** START OF Data shown **
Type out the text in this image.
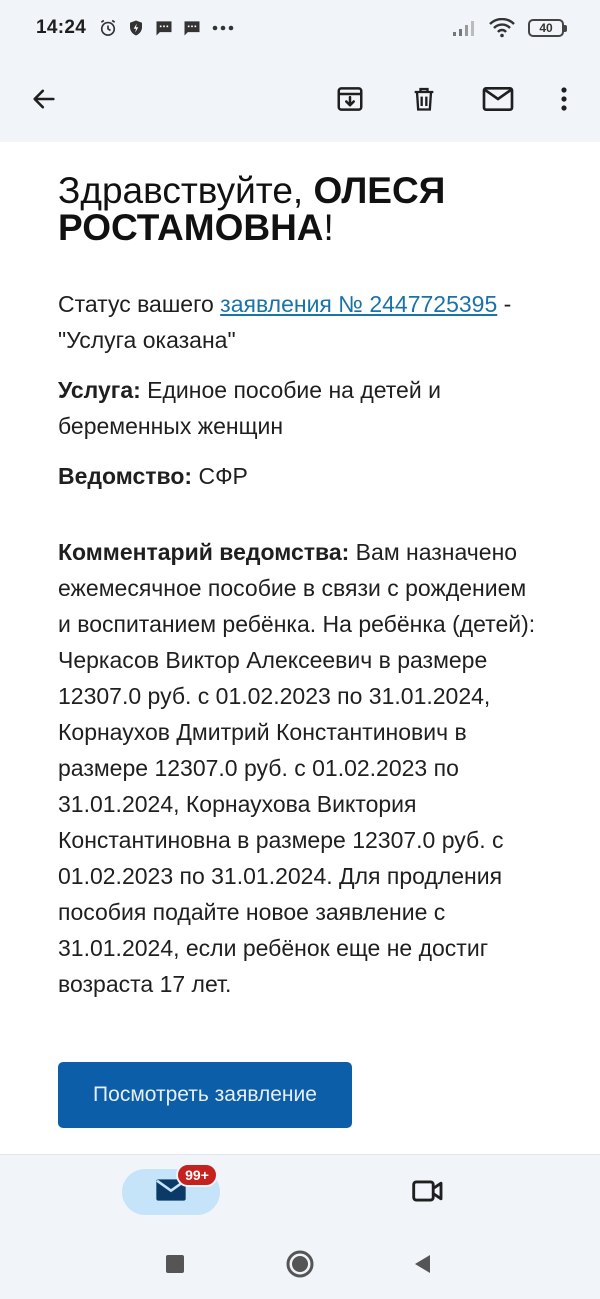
14:24	40
Здравствуйте, ОЛЕСЯ РОСТАМОВНА!

Статус вашего заявления № 2447725395 - "Услуга оказана"

Услуга: Единое пособие на детей и беременных женщин

Ведомство: СФР

Комментарий ведомства: Вам назначено ежемесячное пособие в связи с рождением и воспитанием ребёнка. На ребёнка (детей): Черкасов Виктор Алексеевич в размере 12307.0 руб. с 01.02.2023 по 31.01.2024, Корнаухов Дмитрий Константинович в размере 12307.0 руб. с 01.02.2023 по 31.01.2024, Корнаухова Виктория Константиновна в размере 12307.0 руб. с 01.02.2023 по 31.01.2024. Для продления пособия подайте новое заявление с 31.01.2024, если ребёнок еще не достиг возраста 17 лет.

Посмотреть заявление
99+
** END OF Data shown **
- **To do**: Without including any picture, retype the entries exactly.

- **Solution for this problem**:
Type out the text in this image.
14:24	40
Здравствуйте, ОЛЕСЯ РОСТАМОВНА!

Статус вашего заявления № 2447725395 - "Услуга оказана"

Услуга: Единое пособие на детей и беременных женщин

Ведомство: СФР

Комментарий ведомства: Вам назначено ежемесячное пособие в связи с рождением и воспитанием ребёнка. На ребёнка (детей): Черкасов Виктор Алексеевич в размере 12307.0 руб. с 01.02.2023 по 31.01.2024, Корнаухов Дмитрий Константинович в размере 12307.0 руб. с 01.02.2023 по 31.01.2024, Корнаухова Виктория Константиновна в размере 12307.0 руб. с 01.02.2023 по 31.01.2024. Для продления пособия подайте новое заявление с 31.01.2024, если ребёнок еще не достиг возраста 17 лет.

Посмотреть заявление
99+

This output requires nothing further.